*WHAT YOU WILL DO*
Give back the entries verbatim.

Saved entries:

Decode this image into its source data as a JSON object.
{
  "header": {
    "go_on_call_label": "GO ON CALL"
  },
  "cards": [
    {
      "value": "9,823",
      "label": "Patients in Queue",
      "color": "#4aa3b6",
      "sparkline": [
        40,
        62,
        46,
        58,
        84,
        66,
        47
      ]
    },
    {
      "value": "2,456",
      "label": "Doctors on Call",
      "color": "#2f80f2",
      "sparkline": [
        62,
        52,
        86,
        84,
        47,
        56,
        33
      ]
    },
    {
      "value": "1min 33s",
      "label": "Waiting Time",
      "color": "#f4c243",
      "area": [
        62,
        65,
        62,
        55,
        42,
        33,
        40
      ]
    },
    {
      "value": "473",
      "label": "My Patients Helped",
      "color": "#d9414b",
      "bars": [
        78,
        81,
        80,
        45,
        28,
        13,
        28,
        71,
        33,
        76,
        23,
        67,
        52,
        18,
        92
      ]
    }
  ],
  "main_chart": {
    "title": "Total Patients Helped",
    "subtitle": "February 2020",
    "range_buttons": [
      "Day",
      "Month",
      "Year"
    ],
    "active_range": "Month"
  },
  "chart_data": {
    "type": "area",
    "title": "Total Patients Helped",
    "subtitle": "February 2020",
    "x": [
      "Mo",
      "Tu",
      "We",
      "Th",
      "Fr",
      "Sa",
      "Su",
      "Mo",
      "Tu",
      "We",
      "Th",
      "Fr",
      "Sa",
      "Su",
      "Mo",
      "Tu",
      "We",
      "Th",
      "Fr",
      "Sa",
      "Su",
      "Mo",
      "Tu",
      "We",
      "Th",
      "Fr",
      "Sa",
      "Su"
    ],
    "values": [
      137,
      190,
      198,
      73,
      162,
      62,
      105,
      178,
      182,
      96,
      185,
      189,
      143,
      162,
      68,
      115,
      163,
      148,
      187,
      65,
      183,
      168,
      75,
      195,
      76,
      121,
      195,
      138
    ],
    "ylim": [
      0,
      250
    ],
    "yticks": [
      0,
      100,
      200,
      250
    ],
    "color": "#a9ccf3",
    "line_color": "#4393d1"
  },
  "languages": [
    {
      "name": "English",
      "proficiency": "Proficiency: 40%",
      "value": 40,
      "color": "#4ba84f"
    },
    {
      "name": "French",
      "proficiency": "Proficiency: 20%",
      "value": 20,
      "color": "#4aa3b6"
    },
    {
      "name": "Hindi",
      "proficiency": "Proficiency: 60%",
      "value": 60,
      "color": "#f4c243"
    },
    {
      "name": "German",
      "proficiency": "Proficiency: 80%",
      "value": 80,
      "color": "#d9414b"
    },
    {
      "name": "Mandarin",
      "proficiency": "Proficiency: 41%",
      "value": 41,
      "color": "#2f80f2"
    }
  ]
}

*ANSWER TO THE PROBLEM*
Decode this image into its source data as a JSON object.
{
  "header": {
    "go_on_call_label": "GO ON CALL"
  },
  "cards": [
    {
      "value": "9,823",
      "label": "Patients in Queue",
      "color": "#4aa3b6",
      "sparkline": [
        40,
        62,
        46,
        58,
        84,
        66,
        47
      ]
    },
    {
      "value": "2,456",
      "label": "Doctors on Call",
      "color": "#2f80f2",
      "sparkline": [
        62,
        52,
        86,
        84,
        47,
        56,
        33
      ]
    },
    {
      "value": "1min 33s",
      "label": "Waiting Time",
      "color": "#f4c243",
      "area": [
        62,
        65,
        62,
        55,
        42,
        33,
        40
      ]
    },
    {
      "value": "473",
      "label": "My Patients Helped",
      "color": "#d9414b",
      "bars": [
        78,
        81,
        80,
        45,
        28,
        13,
        28,
        71,
        33,
        76,
        23,
        67,
        52,
        18,
        92
      ]
    }
  ],
  "main_chart": {
    "title": "Total Patients Helped",
    "subtitle": "February 2020",
    "range_buttons": [
      "Day",
      "Month",
      "Year"
    ],
    "active_range": "Month"
  },
  "chart_data": {
    "type": "area",
    "title": "Total Patients Helped",
    "subtitle": "February 2020",
    "x": [
      "Mo",
      "Tu",
      "We",
      "Th",
      "Fr",
      "Sa",
      "Su",
      "Mo",
      "Tu",
      "We",
      "Th",
      "Fr",
      "Sa",
      "Su",
      "Mo",
      "Tu",
      "We",
      "Th",
      "Fr",
      "Sa",
      "Su",
      "Mo",
      "Tu",
      "We",
      "Th",
      "Fr",
      "Sa",
      "Su"
    ],
    "values": [
      137,
      190,
      198,
      73,
      162,
      62,
      105,
      178,
      182,
      96,
      185,
      189,
      143,
      162,
      68,
      115,
      163,
      148,
      187,
      65,
      183,
      168,
      75,
      195,
      76,
      121,
      195,
      138
    ],
    "ylim": [
      0,
      250
    ],
    "yticks": [
      0,
      100,
      200,
      250
    ],
    "color": "#a9ccf3",
    "line_color": "#4393d1"
  },
  "languages": [
    {
      "name": "English",
      "proficiency": "Proficiency: 40%",
      "value": 40,
      "color": "#4ba84f"
    },
    {
      "name": "French",
      "proficiency": "Proficiency: 20%",
      "value": 20,
      "color": "#4aa3b6"
    },
    {
      "name": "Hindi",
      "proficiency": "Proficiency: 60%",
      "value": 60,
      "color": "#f4c243"
    },
    {
      "name": "German",
      "proficiency": "Proficiency: 80%",
      "value": 80,
      "color": "#d9414b"
    },
    {
      "name": "Mandarin",
      "proficiency": "Proficiency: 41%",
      "value": 41,
      "color": "#2f80f2"
    }
  ]
}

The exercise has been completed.